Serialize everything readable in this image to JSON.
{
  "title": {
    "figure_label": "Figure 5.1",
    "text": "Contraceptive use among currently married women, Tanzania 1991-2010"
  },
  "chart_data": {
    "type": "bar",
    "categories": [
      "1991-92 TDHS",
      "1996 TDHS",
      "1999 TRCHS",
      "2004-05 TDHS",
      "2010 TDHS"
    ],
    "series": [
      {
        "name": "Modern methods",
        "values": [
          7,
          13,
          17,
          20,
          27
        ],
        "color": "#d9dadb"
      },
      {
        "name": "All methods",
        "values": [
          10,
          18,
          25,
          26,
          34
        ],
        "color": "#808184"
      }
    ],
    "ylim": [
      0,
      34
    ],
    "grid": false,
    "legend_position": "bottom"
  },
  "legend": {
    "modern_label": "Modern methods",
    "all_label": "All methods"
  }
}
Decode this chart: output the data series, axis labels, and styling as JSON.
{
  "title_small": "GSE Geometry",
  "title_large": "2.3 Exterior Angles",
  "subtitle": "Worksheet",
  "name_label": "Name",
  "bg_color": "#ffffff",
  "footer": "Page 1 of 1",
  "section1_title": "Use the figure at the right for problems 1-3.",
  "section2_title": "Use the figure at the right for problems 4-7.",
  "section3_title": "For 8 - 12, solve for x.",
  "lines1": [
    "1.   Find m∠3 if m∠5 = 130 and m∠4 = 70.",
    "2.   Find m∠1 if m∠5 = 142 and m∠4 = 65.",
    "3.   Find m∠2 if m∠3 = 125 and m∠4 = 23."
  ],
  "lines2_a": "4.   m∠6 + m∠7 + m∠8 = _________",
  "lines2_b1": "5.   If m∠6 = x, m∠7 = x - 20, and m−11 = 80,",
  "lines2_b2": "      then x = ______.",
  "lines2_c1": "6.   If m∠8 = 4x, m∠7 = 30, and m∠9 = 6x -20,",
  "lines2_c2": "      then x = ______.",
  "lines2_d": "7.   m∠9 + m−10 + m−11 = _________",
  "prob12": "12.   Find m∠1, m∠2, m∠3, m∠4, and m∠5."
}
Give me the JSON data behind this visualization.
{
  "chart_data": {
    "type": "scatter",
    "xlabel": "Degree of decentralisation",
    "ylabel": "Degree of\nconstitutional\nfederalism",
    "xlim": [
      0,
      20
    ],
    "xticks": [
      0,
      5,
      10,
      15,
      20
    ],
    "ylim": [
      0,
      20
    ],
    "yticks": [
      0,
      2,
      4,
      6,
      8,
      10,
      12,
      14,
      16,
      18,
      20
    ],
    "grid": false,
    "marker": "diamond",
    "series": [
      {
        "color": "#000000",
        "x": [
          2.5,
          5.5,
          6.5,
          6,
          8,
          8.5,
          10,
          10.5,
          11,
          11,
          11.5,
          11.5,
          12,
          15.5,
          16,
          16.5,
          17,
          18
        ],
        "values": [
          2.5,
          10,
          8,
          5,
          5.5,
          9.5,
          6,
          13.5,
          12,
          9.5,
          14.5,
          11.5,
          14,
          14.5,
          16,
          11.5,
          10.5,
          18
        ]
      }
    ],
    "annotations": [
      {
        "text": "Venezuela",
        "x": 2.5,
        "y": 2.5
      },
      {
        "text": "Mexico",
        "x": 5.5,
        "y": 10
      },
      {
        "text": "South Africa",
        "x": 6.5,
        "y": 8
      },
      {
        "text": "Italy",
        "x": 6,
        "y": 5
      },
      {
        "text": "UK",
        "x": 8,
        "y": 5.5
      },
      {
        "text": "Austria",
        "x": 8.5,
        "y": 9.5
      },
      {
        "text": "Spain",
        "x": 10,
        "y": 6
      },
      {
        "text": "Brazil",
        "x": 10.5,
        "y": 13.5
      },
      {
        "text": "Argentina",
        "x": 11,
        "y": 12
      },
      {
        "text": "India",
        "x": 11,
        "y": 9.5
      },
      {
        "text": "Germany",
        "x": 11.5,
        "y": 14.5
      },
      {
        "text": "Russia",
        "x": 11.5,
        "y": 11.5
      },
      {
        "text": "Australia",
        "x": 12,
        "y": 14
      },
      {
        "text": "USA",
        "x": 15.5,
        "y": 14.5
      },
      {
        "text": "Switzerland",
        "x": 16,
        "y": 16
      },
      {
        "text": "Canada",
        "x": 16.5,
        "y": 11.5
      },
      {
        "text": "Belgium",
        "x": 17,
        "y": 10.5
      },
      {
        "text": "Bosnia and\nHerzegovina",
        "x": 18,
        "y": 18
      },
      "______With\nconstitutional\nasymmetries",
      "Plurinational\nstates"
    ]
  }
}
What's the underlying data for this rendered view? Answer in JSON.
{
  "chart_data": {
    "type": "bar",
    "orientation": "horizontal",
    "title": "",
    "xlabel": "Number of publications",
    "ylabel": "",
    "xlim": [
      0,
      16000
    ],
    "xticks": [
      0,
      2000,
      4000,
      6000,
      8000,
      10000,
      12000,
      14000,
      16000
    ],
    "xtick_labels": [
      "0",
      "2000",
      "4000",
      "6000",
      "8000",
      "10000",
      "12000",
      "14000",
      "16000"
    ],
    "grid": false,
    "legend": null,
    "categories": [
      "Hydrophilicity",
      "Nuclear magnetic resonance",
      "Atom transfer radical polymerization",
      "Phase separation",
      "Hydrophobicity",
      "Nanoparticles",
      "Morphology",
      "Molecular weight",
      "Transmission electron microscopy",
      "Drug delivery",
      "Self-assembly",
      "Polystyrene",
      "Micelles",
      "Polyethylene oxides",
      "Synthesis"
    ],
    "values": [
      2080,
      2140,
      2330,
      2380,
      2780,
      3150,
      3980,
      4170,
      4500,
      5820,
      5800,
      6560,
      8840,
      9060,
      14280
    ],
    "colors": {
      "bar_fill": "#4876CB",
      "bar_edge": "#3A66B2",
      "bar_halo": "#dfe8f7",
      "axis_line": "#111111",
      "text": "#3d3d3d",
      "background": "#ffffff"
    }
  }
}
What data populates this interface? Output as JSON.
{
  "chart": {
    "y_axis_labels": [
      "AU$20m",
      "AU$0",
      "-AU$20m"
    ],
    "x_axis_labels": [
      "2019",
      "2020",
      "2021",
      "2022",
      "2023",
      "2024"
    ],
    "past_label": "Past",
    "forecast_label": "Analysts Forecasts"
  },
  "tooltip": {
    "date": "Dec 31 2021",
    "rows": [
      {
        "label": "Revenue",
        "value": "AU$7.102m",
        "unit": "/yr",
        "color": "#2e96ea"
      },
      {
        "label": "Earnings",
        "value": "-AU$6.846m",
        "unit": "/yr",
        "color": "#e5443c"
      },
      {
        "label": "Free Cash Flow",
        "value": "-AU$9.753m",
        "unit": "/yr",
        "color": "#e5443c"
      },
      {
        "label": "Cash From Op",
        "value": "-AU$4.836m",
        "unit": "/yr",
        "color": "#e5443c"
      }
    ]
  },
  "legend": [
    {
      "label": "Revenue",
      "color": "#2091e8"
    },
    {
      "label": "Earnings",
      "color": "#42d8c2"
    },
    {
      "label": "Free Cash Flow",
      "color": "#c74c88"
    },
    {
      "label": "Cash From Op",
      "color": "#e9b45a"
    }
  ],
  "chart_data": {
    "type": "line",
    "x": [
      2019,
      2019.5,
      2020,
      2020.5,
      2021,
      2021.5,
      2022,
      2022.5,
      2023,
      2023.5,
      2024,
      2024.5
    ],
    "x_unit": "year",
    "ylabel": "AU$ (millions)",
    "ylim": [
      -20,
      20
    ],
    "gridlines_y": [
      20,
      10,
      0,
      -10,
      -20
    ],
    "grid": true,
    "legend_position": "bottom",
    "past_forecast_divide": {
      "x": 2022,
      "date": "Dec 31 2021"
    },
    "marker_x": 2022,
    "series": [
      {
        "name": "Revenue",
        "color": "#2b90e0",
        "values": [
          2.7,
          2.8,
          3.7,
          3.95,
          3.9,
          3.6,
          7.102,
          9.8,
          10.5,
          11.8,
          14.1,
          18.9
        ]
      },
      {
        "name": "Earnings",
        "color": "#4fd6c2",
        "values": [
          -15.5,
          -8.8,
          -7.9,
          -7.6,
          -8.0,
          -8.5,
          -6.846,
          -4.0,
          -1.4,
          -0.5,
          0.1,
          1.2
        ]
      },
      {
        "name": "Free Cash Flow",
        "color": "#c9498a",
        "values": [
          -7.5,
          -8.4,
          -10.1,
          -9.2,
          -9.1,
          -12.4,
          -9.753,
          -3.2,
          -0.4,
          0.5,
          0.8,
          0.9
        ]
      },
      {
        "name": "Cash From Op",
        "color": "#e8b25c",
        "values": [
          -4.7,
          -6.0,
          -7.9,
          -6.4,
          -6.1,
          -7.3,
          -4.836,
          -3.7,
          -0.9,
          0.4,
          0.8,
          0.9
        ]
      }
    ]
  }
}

* [What you should do]:
Copy and report every line where the word "bottom" is present.

* [Solution for this task]:
    "legend_position": "bottom"
    "legend_position": "bottom",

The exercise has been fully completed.